# [EXERCISE INSTRUCTIONS]
Leave out the pictures and restate the rest of the data exactly.

(Saved data entries)
**********

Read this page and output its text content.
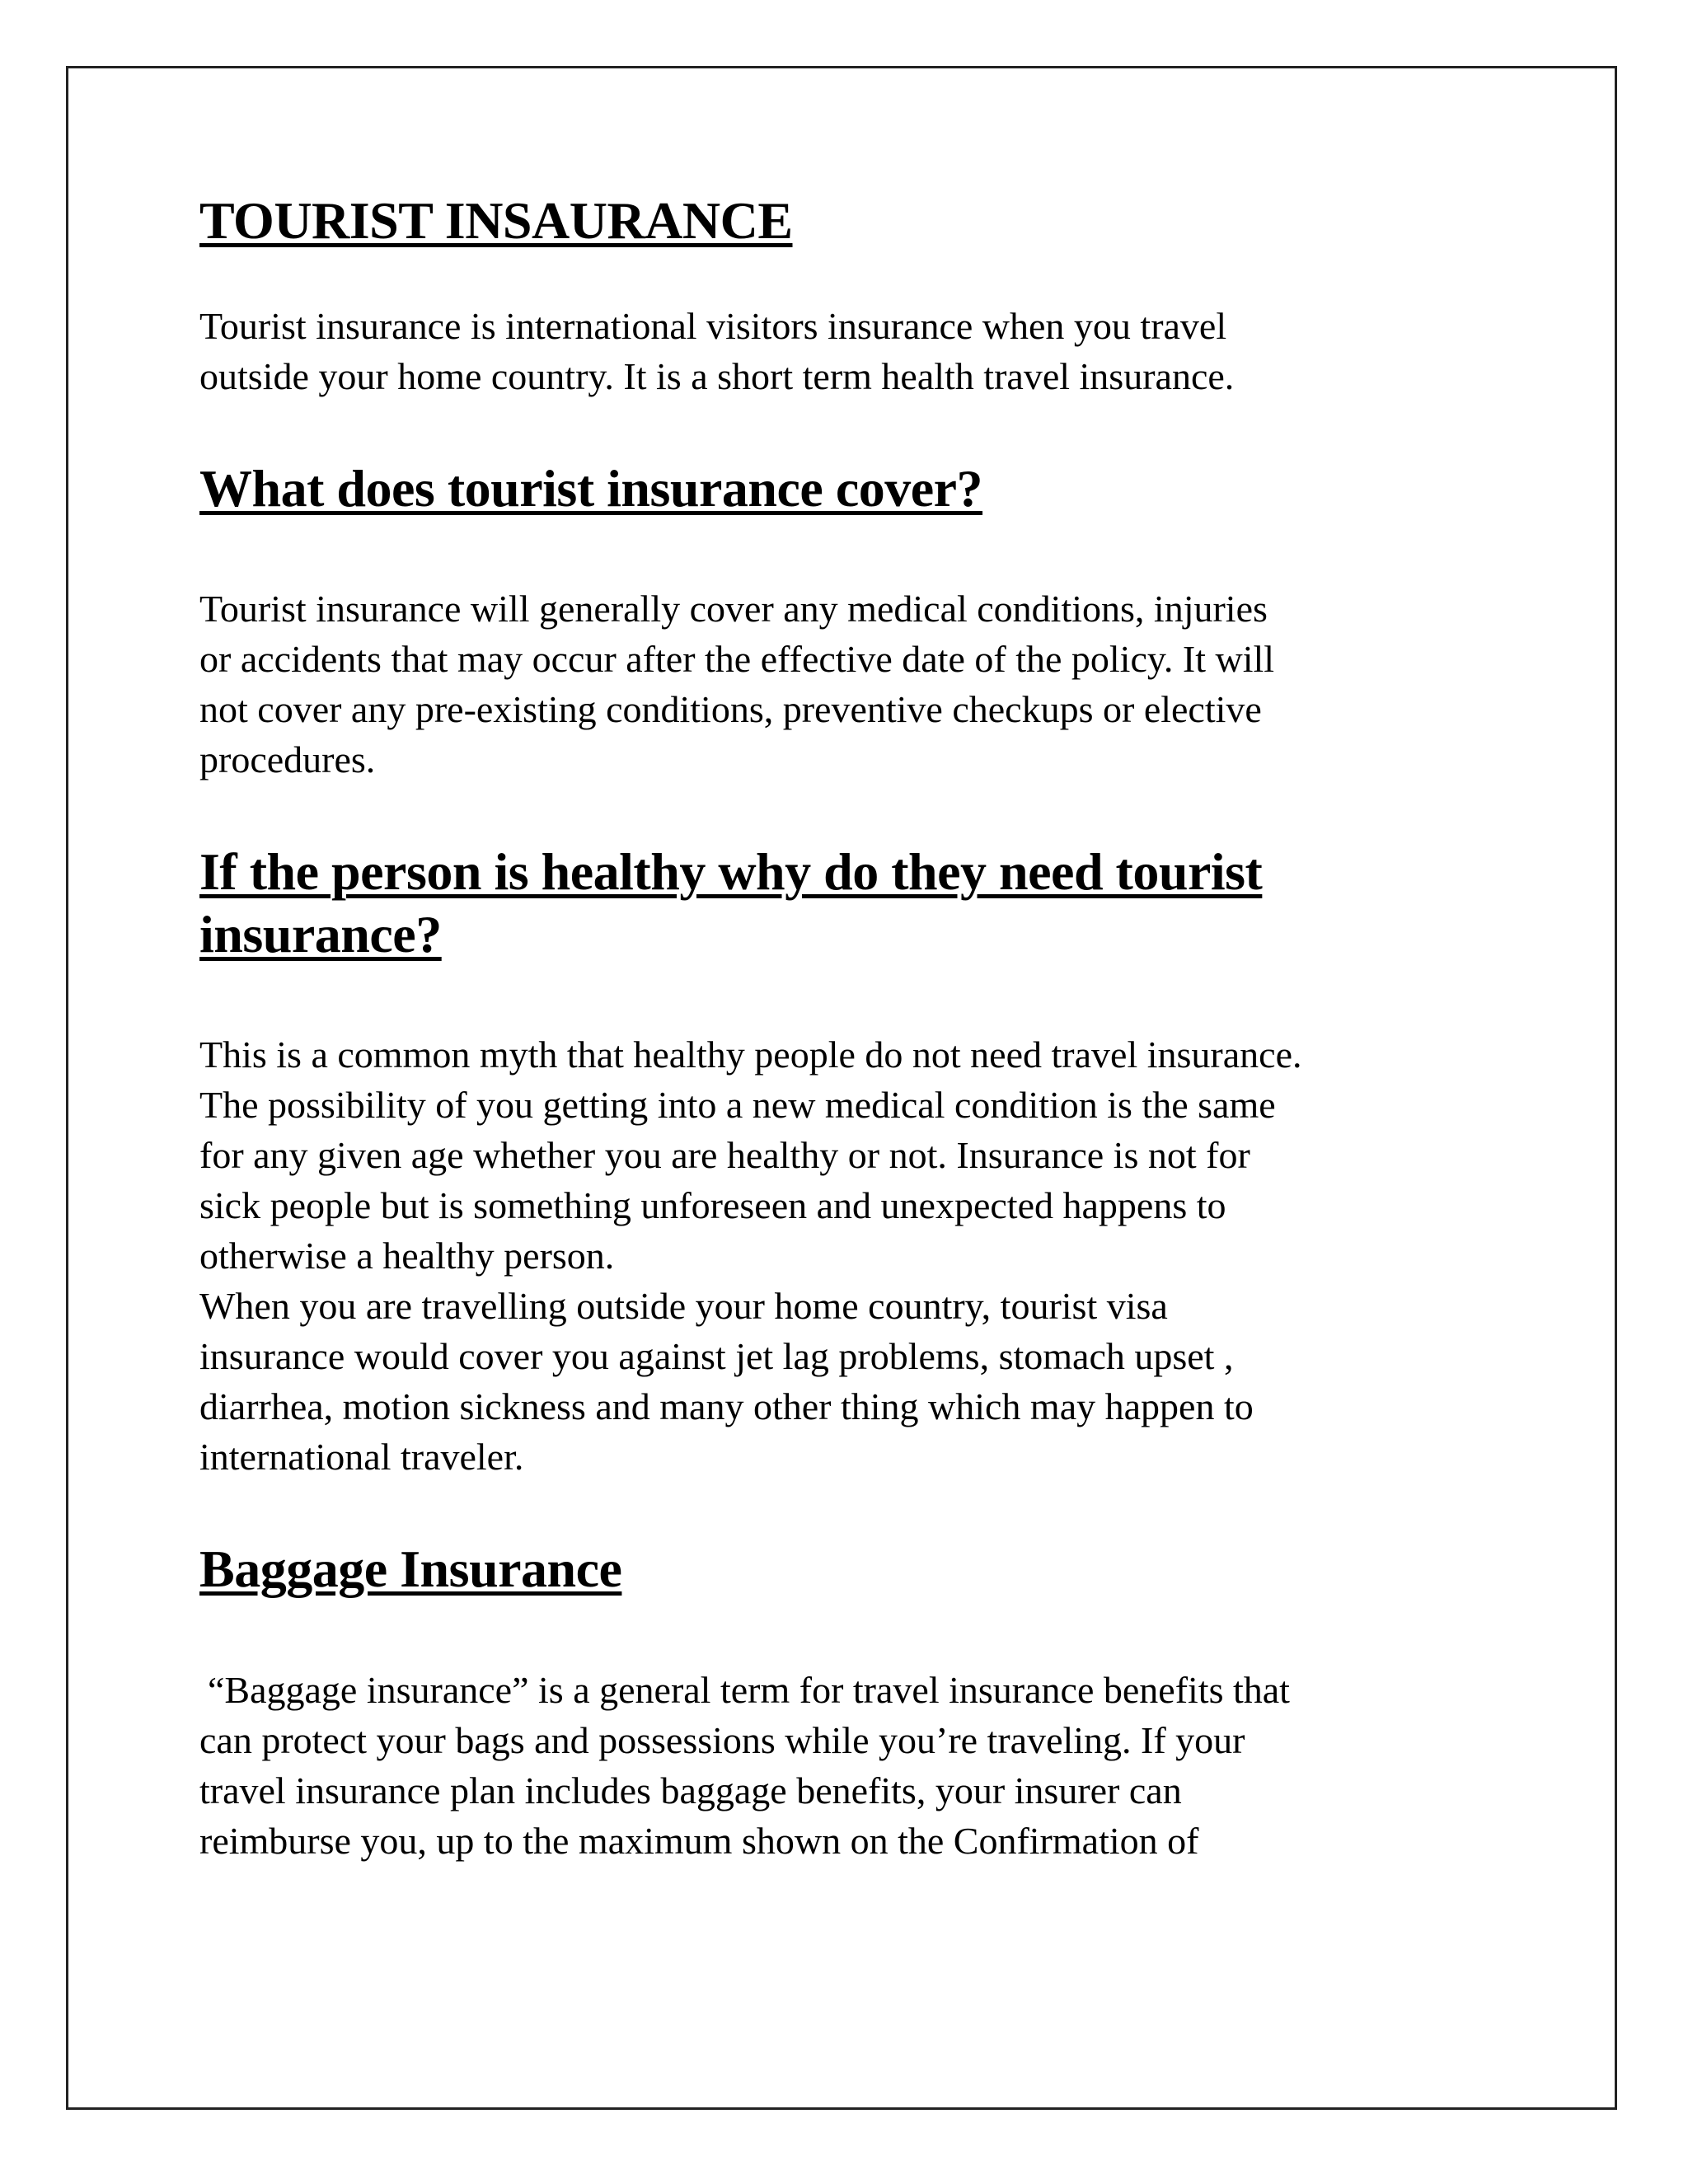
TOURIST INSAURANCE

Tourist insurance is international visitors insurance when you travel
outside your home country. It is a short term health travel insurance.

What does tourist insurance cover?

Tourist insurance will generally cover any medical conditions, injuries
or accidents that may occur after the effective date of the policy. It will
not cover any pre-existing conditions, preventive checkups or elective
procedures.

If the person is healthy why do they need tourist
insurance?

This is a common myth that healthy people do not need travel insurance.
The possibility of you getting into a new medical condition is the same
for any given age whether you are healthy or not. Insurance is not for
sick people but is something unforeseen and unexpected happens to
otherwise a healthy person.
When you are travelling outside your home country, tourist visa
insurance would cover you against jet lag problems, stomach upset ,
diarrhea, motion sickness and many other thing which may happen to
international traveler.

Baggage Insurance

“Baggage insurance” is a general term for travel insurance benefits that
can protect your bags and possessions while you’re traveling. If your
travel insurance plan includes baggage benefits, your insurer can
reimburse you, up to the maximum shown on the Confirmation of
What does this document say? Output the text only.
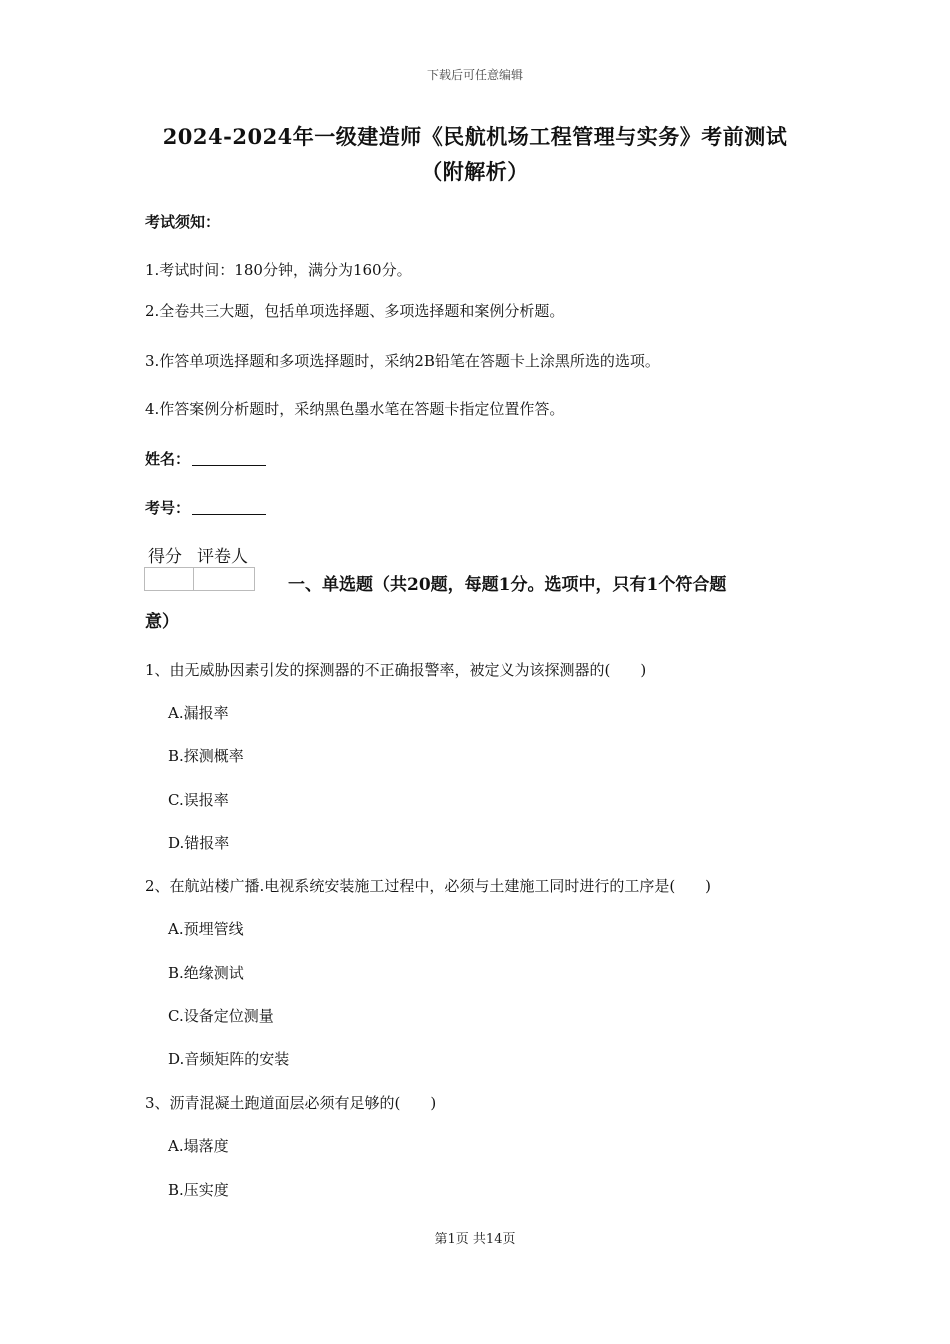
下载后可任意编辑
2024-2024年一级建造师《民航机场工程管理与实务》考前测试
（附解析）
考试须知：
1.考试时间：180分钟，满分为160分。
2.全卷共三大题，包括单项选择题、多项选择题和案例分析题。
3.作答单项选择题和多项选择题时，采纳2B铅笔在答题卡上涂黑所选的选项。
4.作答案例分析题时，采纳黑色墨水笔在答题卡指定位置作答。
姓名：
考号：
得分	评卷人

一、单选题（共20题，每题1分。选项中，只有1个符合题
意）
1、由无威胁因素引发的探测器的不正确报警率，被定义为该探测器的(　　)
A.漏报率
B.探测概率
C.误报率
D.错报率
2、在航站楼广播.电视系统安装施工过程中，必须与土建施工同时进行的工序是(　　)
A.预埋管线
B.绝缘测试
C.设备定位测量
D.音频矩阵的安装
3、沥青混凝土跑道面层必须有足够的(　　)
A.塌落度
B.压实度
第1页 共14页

**********

# [RESPONSE TO THE TASK]
Read this page and output its text content.
TOURIST INSAURANCE

Tourist insurance is international visitors insurance when you travel
outside your home country. It is a short term health travel insurance.

What does tourist insurance cover?

Tourist insurance will generally cover any medical conditions, injuries
or accidents that may occur after the effective date of the policy. It will
not cover any pre-existing conditions, preventive checkups or elective
procedures.

If the person is healthy why do they need tourist
insurance?

This is a common myth that healthy people do not need travel insurance.
The possibility of you getting into a new medical condition is the same
for any given age whether you are healthy or not. Insurance is not for
sick people but is something unforeseen and unexpected happens to
otherwise a healthy person.
When you are travelling outside your home country, tourist visa
insurance would cover you against jet lag problems, stomach upset ,
diarrhea, motion sickness and many other thing which may happen to
international traveler.

Baggage Insurance

“Baggage insurance” is a general term for travel insurance benefits that
can protect your bags and possessions while you’re traveling. If your
travel insurance plan includes baggage benefits, your insurer can
reimburse you, up to the maximum shown on the Confirmation of
What does this document say? Output the text only.
下载后可任意编辑
2024-2024年一级建造师《民航机场工程管理与实务》考前测试
（附解析）
考试须知：
1.考试时间：180分钟，满分为160分。
2.全卷共三大题，包括单项选择题、多项选择题和案例分析题。
3.作答单项选择题和多项选择题时，采纳2B铅笔在答题卡上涂黑所选的选项。
4.作答案例分析题时，采纳黑色墨水笔在答题卡指定位置作答。
姓名：
考号：
得分	评卷人

一、单选题（共20题，每题1分。选项中，只有1个符合题
意）
1、由无威胁因素引发的探测器的不正确报警率，被定义为该探测器的(　　)
A.漏报率
B.探测概率
C.误报率
D.错报率
2、在航站楼广播.电视系统安装施工过程中，必须与土建施工同时进行的工序是(　　)
A.预埋管线
B.绝缘测试
C.设备定位测量
D.音频矩阵的安装
3、沥青混凝土跑道面层必须有足够的(　　)
A.塌落度
B.压实度
第1页 共14页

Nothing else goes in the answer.